_WHAT NEEDS TO BE DONE:_ Repeat every entry word for word, but leave the images out of your copy.

Stored records:
▽

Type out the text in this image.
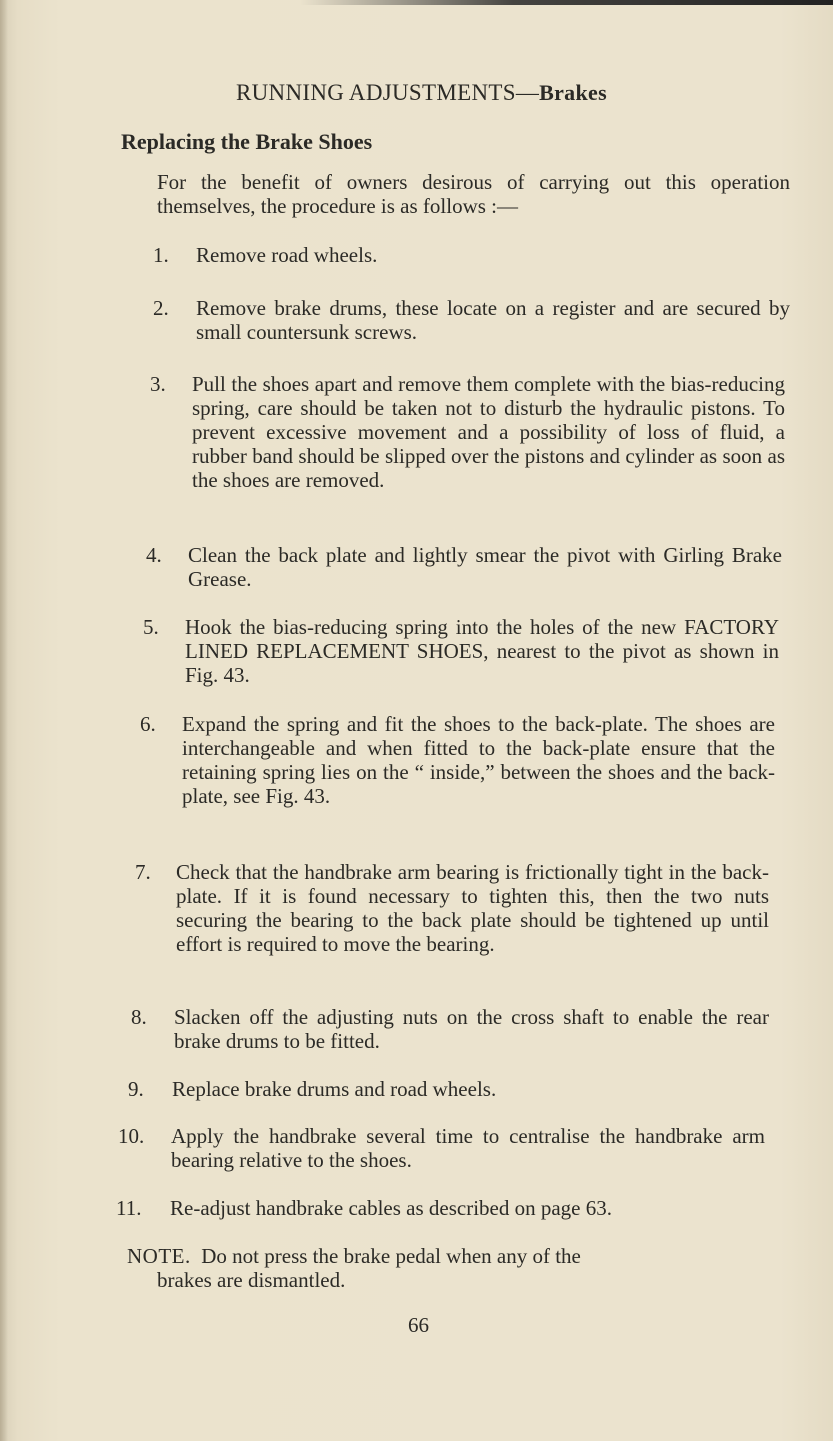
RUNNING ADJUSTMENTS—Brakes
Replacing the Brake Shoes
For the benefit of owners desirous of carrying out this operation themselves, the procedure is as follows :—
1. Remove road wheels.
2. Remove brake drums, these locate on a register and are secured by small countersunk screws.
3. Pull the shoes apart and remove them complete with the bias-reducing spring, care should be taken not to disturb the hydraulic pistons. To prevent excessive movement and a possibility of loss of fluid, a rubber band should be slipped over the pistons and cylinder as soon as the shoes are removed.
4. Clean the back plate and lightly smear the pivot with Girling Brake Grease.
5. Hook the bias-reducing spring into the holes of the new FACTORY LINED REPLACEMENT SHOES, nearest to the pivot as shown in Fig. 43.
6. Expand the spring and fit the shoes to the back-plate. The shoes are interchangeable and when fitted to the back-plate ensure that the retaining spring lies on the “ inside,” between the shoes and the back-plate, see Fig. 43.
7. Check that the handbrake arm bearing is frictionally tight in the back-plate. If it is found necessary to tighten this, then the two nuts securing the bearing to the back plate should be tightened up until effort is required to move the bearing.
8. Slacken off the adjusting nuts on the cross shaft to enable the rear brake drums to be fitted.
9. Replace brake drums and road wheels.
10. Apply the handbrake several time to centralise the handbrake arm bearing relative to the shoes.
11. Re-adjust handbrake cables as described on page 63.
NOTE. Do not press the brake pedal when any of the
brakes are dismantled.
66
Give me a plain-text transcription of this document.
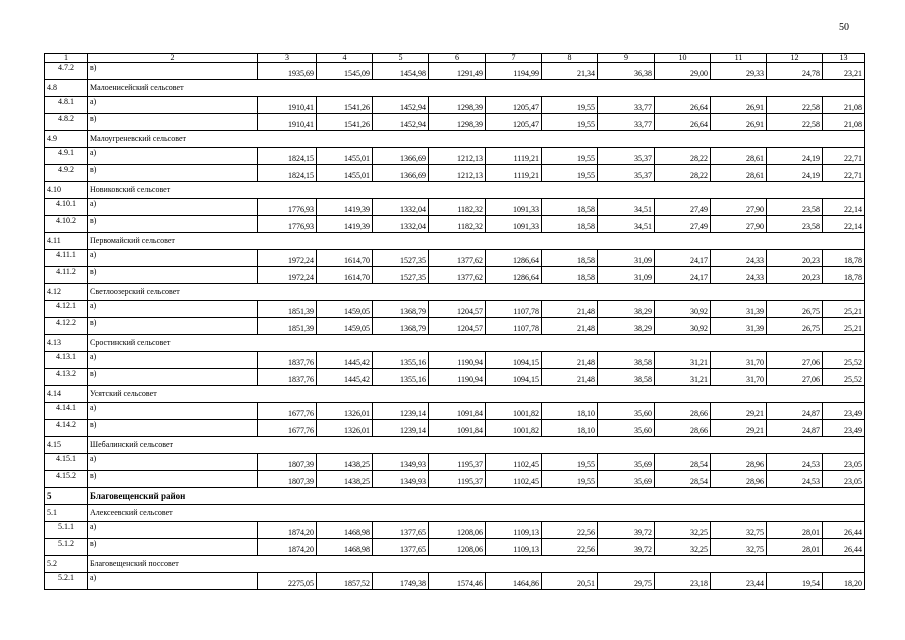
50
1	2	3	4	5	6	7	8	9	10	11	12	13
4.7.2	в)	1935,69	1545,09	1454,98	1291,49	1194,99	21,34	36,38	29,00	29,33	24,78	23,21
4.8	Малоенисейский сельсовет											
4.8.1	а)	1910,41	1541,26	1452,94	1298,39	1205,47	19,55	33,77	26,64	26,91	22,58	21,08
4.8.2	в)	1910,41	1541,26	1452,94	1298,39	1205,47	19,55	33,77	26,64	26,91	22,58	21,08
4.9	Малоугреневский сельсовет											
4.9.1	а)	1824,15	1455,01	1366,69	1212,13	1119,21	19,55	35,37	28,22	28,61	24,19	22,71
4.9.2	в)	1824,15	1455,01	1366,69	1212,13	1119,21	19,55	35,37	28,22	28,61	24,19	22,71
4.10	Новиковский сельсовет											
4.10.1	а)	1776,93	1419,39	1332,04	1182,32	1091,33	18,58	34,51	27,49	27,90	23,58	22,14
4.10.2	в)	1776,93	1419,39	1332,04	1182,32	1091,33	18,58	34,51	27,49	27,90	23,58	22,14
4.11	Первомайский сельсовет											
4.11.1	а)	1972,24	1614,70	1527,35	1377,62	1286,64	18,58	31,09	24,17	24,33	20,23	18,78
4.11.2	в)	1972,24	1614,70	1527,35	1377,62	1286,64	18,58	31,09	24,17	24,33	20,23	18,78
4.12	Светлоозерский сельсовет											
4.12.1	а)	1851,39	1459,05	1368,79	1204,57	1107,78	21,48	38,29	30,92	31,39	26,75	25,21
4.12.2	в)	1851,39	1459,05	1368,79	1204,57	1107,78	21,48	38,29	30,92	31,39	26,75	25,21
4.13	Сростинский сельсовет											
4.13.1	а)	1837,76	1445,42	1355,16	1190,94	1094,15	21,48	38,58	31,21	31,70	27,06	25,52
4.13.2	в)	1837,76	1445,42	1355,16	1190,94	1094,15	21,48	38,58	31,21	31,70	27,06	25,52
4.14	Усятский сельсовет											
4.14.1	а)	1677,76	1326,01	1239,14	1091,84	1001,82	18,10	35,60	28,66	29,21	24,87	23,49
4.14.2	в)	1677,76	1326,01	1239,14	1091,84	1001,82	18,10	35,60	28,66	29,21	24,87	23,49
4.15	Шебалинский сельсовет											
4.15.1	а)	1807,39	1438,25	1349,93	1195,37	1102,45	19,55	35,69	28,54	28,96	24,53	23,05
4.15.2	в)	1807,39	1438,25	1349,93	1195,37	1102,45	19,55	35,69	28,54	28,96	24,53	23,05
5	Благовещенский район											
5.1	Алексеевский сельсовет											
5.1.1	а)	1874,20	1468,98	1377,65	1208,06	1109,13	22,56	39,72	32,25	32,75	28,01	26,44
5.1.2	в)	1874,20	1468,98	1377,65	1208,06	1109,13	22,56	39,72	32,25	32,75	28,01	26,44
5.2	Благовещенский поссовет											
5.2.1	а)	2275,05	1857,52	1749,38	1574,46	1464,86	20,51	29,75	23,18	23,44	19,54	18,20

△

_ANSWER TO THIS TASK:_
Type out the text in this image.
RUNNING ADJUSTMENTS—Brakes
Replacing the Brake Shoes
For the benefit of owners desirous of carrying out this operation themselves, the procedure is as follows :—
1. Remove road wheels.
2. Remove brake drums, these locate on a register and are secured by small countersunk screws.
3. Pull the shoes apart and remove them complete with the bias-reducing spring, care should be taken not to disturb the hydraulic pistons. To prevent excessive movement and a possibility of loss of fluid, a rubber band should be slipped over the pistons and cylinder as soon as the shoes are removed.
4. Clean the back plate and lightly smear the pivot with Girling Brake Grease.
5. Hook the bias-reducing spring into the holes of the new FACTORY LINED REPLACEMENT SHOES, nearest to the pivot as shown in Fig. 43.
6. Expand the spring and fit the shoes to the back-plate. The shoes are interchangeable and when fitted to the back-plate ensure that the retaining spring lies on the “ inside,” between the shoes and the back-plate, see Fig. 43.
7. Check that the handbrake arm bearing is frictionally tight in the back-plate. If it is found necessary to tighten this, then the two nuts securing the bearing to the back plate should be tightened up until effort is required to move the bearing.
8. Slacken off the adjusting nuts on the cross shaft to enable the rear brake drums to be fitted.
9. Replace brake drums and road wheels.
10. Apply the handbrake several time to centralise the handbrake arm bearing relative to the shoes.
11. Re-adjust handbrake cables as described on page 63.
NOTE. Do not press the brake pedal when any of the
brakes are dismantled.
66
Give me a plain-text transcription of this document.
50
1	2	3	4	5	6	7	8	9	10	11	12	13
4.7.2	в)	1935,69	1545,09	1454,98	1291,49	1194,99	21,34	36,38	29,00	29,33	24,78	23,21
4.8	Малоенисейский сельсовет											
4.8.1	а)	1910,41	1541,26	1452,94	1298,39	1205,47	19,55	33,77	26,64	26,91	22,58	21,08
4.8.2	в)	1910,41	1541,26	1452,94	1298,39	1205,47	19,55	33,77	26,64	26,91	22,58	21,08
4.9	Малоугреневский сельсовет											
4.9.1	а)	1824,15	1455,01	1366,69	1212,13	1119,21	19,55	35,37	28,22	28,61	24,19	22,71
4.9.2	в)	1824,15	1455,01	1366,69	1212,13	1119,21	19,55	35,37	28,22	28,61	24,19	22,71
4.10	Новиковский сельсовет											
4.10.1	а)	1776,93	1419,39	1332,04	1182,32	1091,33	18,58	34,51	27,49	27,90	23,58	22,14
4.10.2	в)	1776,93	1419,39	1332,04	1182,32	1091,33	18,58	34,51	27,49	27,90	23,58	22,14
4.11	Первомайский сельсовет											
4.11.1	а)	1972,24	1614,70	1527,35	1377,62	1286,64	18,58	31,09	24,17	24,33	20,23	18,78
4.11.2	в)	1972,24	1614,70	1527,35	1377,62	1286,64	18,58	31,09	24,17	24,33	20,23	18,78
4.12	Светлоозерский сельсовет											
4.12.1	а)	1851,39	1459,05	1368,79	1204,57	1107,78	21,48	38,29	30,92	31,39	26,75	25,21
4.12.2	в)	1851,39	1459,05	1368,79	1204,57	1107,78	21,48	38,29	30,92	31,39	26,75	25,21
4.13	Сростинский сельсовет											
4.13.1	а)	1837,76	1445,42	1355,16	1190,94	1094,15	21,48	38,58	31,21	31,70	27,06	25,52
4.13.2	в)	1837,76	1445,42	1355,16	1190,94	1094,15	21,48	38,58	31,21	31,70	27,06	25,52
4.14	Усятский сельсовет											
4.14.1	а)	1677,76	1326,01	1239,14	1091,84	1001,82	18,10	35,60	28,66	29,21	24,87	23,49
4.14.2	в)	1677,76	1326,01	1239,14	1091,84	1001,82	18,10	35,60	28,66	29,21	24,87	23,49
4.15	Шебалинский сельсовет											
4.15.1	а)	1807,39	1438,25	1349,93	1195,37	1102,45	19,55	35,69	28,54	28,96	24,53	23,05
4.15.2	в)	1807,39	1438,25	1349,93	1195,37	1102,45	19,55	35,69	28,54	28,96	24,53	23,05
5	Благовещенский район											
5.1	Алексеевский сельсовет											
5.1.1	а)	1874,20	1468,98	1377,65	1208,06	1109,13	22,56	39,72	32,25	32,75	28,01	26,44
5.1.2	в)	1874,20	1468,98	1377,65	1208,06	1109,13	22,56	39,72	32,25	32,75	28,01	26,44
5.2	Благовещенский поссовет											
5.2.1	а)	2275,05	1857,52	1749,38	1574,46	1464,86	20,51	29,75	23,18	23,44	19,54	18,20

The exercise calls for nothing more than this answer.